[A block of data]
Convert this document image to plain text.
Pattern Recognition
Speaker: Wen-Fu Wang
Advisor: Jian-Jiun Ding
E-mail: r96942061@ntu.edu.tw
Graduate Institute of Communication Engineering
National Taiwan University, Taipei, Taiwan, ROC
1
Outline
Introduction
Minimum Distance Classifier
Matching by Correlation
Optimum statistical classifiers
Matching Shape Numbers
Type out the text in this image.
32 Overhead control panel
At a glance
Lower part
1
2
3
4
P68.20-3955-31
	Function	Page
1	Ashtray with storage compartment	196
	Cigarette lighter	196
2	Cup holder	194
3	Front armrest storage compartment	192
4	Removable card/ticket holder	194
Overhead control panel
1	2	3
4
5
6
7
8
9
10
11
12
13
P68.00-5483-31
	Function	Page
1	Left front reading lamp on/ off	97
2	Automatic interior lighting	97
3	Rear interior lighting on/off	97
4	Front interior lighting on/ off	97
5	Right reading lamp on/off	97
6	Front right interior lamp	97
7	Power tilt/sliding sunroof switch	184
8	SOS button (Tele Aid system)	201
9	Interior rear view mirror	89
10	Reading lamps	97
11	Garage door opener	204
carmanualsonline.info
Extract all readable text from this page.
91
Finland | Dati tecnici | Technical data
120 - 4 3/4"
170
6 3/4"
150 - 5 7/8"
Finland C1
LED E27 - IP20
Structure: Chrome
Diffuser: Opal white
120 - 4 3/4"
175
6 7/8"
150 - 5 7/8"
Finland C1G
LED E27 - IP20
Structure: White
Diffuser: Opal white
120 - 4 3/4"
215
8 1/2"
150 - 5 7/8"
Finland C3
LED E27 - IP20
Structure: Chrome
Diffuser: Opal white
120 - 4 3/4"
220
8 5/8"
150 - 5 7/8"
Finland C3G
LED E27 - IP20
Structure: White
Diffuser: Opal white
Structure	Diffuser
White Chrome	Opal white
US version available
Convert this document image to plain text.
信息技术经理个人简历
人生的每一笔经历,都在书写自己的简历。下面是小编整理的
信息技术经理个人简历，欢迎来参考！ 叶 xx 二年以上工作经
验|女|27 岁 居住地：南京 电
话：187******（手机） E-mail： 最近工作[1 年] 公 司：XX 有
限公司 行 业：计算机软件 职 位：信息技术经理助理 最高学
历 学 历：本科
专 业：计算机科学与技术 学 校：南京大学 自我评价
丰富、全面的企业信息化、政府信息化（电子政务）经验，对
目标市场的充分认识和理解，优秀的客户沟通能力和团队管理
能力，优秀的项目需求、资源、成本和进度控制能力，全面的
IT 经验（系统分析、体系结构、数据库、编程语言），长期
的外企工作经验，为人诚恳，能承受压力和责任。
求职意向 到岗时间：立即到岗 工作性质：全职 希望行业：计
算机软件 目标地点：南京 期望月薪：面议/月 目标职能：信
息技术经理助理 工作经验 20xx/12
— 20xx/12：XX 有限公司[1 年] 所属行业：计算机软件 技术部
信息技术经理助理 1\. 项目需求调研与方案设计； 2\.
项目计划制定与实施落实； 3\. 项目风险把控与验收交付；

PROMPT ▸ Count the lines in the records above that contain the word "mail", and give only that number.

WRITTEN SOLUTION ▸ 2